Problem to solve » Check each line of the listing for the word "into" and report how many lines contain it, giving nothing but the number.

Extracts from a graphics dataset »
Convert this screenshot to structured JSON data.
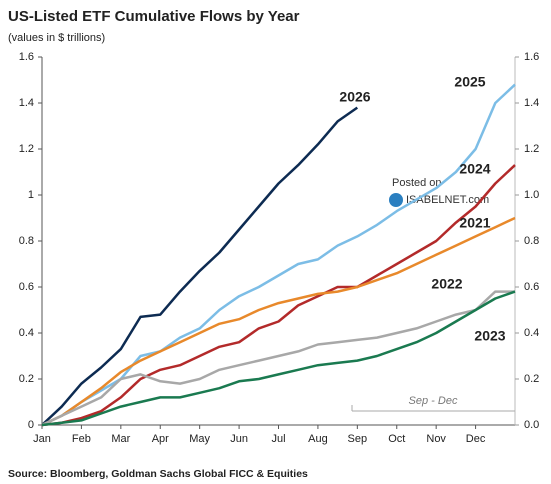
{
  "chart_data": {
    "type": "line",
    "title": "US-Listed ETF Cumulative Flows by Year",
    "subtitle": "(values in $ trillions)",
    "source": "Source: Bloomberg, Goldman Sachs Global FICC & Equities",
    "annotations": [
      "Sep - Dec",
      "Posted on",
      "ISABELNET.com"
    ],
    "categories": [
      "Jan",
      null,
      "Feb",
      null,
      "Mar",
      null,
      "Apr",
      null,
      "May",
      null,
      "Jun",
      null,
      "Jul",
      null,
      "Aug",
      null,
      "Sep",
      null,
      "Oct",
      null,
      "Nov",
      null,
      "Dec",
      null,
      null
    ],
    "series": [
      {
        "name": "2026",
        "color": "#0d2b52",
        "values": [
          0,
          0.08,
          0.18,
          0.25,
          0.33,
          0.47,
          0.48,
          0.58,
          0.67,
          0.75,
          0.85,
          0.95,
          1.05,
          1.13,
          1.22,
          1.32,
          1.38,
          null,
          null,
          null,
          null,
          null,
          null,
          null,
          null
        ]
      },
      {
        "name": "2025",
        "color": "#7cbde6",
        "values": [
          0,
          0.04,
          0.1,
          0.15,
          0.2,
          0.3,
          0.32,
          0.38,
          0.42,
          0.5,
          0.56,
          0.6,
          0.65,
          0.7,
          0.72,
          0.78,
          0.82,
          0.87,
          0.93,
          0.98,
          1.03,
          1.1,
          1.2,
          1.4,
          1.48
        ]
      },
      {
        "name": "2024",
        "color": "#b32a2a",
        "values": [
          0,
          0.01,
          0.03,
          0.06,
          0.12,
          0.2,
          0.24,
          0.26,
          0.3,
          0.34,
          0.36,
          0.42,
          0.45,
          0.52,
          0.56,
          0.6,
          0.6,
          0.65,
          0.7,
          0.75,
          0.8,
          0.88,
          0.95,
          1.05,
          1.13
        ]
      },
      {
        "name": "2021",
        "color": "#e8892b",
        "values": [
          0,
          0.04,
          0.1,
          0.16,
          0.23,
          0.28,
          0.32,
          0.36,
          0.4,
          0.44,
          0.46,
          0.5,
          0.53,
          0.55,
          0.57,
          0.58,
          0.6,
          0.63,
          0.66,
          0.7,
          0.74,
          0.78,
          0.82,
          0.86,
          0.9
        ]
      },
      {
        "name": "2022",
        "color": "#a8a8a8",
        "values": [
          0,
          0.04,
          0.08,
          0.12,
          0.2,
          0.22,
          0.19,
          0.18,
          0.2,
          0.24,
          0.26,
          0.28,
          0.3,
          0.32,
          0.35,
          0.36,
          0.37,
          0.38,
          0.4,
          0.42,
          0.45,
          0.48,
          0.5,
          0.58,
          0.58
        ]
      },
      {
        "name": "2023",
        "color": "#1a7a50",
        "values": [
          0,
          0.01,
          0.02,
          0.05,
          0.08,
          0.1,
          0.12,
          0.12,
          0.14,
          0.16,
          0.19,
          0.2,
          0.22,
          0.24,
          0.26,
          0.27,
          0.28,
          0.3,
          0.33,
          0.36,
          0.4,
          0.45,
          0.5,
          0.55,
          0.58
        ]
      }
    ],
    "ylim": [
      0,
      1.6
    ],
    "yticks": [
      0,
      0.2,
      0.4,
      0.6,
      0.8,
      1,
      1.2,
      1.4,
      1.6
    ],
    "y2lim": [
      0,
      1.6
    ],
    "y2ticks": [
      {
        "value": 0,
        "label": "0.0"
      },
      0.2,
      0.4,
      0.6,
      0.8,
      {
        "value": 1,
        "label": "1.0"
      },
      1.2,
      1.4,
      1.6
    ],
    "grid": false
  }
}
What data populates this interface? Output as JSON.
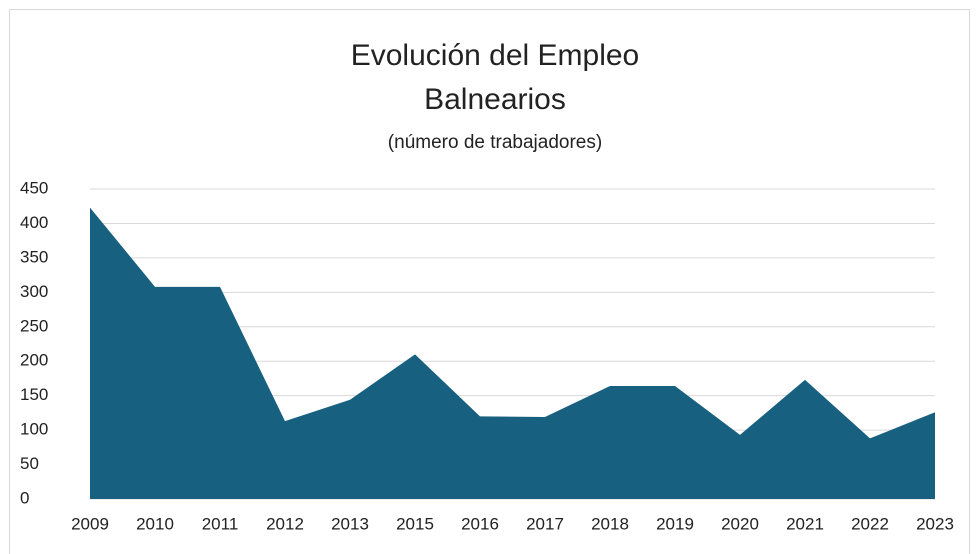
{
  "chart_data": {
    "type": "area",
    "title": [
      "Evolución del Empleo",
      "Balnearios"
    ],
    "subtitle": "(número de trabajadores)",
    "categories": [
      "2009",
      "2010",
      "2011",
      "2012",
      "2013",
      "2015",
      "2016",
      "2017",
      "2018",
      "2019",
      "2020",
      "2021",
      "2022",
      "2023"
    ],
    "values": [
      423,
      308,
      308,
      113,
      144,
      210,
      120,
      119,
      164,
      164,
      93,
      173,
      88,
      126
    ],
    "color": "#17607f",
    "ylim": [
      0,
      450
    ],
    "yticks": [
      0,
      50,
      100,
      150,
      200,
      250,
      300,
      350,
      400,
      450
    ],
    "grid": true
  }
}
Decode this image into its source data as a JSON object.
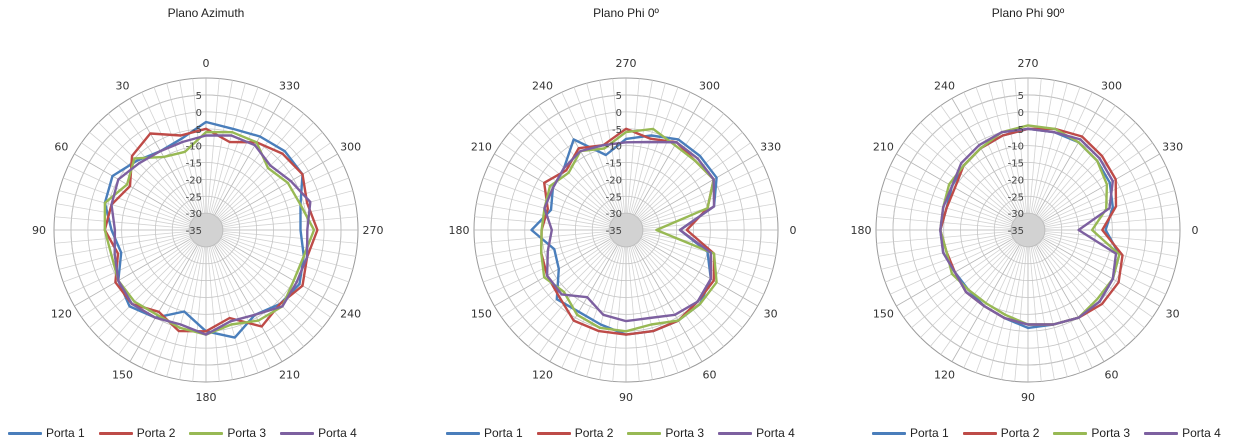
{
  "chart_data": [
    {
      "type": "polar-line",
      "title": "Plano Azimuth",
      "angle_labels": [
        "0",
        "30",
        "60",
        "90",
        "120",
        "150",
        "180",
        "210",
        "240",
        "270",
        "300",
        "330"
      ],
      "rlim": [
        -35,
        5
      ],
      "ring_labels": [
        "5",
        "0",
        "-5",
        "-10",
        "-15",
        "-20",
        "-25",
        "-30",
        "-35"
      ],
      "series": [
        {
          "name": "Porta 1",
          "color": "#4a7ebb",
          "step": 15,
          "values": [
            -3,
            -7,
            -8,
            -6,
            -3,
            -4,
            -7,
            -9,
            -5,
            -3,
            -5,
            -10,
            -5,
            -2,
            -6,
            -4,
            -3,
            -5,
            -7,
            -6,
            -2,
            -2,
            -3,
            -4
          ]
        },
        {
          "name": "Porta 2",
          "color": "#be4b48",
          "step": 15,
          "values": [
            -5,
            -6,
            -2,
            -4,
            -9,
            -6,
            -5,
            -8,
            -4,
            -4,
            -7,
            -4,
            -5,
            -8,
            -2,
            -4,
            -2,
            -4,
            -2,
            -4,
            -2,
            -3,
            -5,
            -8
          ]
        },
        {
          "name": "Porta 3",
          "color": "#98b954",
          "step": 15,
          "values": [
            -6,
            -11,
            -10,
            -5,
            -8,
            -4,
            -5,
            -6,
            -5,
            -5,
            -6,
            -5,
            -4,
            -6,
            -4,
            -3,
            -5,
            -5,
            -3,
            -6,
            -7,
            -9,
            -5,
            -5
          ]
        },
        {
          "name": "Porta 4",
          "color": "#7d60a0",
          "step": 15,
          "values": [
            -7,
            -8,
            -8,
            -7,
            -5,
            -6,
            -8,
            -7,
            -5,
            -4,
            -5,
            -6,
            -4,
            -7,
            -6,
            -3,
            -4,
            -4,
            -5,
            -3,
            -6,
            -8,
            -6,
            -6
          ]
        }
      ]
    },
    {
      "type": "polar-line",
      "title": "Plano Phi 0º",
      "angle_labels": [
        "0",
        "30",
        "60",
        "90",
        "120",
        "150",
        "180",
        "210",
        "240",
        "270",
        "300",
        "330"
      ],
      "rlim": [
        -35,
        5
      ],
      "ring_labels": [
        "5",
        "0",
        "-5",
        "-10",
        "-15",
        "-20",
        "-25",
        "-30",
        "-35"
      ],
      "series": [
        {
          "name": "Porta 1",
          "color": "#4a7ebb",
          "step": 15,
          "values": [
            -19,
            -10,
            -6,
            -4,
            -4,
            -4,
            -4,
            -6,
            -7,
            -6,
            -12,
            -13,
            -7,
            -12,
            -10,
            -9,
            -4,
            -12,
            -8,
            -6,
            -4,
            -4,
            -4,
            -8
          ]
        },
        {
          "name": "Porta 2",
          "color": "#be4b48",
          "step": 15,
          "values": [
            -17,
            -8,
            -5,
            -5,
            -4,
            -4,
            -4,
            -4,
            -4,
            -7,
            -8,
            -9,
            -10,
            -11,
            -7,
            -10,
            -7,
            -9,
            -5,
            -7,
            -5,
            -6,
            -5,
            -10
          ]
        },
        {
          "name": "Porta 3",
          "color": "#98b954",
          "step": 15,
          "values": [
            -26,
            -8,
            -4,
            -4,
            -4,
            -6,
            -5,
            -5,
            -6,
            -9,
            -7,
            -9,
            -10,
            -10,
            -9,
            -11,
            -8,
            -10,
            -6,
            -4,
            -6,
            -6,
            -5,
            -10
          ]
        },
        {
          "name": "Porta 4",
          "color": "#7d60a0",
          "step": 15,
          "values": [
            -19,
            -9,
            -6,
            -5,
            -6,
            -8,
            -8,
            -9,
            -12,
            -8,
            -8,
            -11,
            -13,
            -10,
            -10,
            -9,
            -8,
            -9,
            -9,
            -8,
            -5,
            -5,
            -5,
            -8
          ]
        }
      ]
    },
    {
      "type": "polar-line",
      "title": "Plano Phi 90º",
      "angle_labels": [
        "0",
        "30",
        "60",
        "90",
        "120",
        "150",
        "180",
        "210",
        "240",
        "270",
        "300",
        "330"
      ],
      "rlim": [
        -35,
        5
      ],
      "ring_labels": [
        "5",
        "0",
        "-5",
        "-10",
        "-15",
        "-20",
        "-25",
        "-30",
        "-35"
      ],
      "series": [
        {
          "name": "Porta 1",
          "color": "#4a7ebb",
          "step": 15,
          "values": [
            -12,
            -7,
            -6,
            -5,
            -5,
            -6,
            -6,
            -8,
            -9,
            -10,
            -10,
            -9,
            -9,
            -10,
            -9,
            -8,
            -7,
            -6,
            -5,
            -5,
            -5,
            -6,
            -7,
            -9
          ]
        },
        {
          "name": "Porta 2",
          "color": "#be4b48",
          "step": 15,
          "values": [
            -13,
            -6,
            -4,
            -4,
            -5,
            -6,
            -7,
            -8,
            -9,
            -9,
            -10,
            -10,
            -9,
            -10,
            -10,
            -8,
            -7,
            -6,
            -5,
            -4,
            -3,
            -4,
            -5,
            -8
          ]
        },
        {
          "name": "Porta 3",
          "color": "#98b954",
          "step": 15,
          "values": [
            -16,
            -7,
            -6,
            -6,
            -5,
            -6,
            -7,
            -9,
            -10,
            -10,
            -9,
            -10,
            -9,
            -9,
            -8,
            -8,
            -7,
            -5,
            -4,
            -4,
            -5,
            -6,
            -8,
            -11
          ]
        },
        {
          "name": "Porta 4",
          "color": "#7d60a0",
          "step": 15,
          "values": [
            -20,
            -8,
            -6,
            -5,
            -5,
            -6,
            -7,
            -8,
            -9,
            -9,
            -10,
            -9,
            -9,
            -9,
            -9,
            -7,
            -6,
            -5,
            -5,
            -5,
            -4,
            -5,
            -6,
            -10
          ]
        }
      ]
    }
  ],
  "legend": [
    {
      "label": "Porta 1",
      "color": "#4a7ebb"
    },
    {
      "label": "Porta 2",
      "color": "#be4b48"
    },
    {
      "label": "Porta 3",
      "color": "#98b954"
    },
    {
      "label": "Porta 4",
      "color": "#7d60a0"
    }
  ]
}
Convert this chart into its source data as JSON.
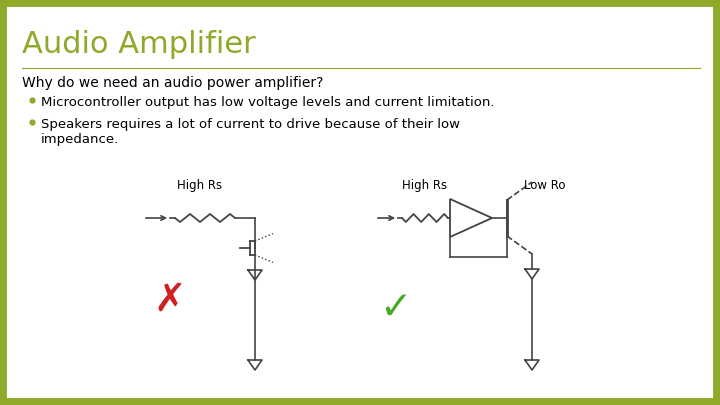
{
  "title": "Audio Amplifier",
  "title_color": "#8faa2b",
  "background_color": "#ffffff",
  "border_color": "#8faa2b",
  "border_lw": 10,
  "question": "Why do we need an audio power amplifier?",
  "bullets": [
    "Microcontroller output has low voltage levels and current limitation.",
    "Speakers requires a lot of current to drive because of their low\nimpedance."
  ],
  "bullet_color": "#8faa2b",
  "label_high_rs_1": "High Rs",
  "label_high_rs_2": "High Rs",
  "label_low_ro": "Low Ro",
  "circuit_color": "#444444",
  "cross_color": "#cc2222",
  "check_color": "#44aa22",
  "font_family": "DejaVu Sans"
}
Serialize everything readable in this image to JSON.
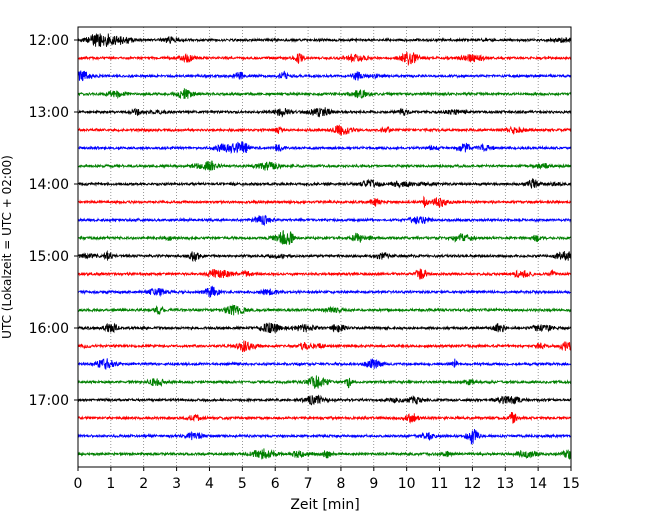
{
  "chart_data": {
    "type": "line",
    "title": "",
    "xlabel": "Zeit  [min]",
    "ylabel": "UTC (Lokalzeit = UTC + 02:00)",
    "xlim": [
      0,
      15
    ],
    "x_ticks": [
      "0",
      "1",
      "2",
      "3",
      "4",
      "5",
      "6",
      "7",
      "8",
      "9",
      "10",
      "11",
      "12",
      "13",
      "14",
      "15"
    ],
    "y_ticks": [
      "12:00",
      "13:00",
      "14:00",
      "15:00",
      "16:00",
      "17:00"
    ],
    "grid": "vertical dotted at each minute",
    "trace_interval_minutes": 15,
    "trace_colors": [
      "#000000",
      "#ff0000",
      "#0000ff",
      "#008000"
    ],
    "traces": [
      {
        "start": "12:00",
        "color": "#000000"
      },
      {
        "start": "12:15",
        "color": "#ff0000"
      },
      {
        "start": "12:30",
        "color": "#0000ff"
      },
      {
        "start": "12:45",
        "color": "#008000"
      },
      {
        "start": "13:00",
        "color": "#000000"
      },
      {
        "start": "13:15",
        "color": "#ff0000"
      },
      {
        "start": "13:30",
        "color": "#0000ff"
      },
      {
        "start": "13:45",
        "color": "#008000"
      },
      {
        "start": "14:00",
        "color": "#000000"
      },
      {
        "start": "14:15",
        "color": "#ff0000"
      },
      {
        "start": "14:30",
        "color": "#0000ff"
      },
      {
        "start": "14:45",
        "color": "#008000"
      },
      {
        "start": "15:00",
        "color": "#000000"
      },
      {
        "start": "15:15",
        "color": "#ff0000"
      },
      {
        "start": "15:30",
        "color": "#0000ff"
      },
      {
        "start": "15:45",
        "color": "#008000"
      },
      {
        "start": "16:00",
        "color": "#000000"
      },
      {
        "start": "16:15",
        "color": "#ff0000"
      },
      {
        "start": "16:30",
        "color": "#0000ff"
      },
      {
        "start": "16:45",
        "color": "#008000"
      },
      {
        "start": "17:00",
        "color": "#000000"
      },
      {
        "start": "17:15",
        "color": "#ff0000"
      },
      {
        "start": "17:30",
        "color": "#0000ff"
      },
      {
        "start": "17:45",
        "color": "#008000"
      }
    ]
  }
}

Final result » 2